_Challenge:_ The records below are split into lines. How many of those lines contain the string "Longitude"? Reply with the number only.

_Provided records:_
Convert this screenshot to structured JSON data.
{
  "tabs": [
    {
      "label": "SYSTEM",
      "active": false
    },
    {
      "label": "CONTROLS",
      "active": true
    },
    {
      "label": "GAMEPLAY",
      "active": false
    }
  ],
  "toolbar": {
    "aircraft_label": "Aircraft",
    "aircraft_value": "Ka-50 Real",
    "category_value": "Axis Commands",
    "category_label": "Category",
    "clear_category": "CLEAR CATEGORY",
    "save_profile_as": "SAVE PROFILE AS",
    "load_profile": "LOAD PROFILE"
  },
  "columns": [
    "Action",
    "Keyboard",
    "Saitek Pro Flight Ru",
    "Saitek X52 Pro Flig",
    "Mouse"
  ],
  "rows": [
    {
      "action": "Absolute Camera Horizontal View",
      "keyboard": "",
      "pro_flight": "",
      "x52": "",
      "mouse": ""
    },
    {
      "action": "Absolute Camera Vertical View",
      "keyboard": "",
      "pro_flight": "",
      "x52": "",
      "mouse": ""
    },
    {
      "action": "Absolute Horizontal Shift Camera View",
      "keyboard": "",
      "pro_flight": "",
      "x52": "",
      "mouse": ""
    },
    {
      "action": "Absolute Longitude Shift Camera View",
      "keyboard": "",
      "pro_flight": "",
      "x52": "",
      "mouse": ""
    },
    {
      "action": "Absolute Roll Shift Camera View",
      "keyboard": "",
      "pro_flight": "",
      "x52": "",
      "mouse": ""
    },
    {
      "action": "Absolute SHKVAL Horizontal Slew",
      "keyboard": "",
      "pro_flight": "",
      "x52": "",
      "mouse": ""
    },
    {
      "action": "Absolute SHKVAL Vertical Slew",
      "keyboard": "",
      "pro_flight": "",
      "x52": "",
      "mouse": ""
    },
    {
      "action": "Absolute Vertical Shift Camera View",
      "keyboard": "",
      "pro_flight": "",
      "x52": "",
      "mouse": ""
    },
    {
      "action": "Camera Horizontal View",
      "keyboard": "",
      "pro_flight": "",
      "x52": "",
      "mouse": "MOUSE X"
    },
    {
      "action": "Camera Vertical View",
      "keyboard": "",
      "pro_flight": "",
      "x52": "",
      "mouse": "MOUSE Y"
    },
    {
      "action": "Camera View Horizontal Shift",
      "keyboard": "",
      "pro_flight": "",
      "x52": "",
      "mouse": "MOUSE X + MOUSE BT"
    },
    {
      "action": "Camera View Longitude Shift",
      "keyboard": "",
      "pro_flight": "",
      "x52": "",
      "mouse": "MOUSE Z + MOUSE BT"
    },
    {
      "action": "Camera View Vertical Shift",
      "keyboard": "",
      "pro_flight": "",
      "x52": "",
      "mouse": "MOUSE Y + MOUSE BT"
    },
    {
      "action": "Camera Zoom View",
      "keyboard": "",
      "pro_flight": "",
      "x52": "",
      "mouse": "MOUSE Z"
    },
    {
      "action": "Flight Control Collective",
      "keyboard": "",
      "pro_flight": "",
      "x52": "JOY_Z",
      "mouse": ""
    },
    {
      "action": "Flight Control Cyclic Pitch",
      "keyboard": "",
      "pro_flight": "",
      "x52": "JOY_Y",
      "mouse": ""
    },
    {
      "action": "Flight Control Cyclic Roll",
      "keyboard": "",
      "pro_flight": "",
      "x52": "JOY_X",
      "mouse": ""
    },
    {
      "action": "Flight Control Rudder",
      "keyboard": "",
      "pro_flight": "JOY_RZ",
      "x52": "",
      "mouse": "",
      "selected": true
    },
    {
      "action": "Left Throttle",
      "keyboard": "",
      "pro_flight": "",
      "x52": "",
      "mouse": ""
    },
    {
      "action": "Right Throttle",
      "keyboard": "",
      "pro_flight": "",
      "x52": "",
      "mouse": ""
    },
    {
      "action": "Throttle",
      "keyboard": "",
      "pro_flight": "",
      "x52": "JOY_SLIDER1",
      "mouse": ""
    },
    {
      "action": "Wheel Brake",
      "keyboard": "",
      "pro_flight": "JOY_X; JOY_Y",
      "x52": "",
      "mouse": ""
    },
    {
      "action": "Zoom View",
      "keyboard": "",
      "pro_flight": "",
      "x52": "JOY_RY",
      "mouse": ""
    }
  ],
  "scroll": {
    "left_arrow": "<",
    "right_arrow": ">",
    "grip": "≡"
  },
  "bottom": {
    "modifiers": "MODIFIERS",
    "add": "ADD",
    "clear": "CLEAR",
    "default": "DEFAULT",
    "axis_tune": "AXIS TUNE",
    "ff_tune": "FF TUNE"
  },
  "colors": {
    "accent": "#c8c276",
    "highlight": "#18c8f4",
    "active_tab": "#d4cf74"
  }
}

_Output of the exercise:_ 2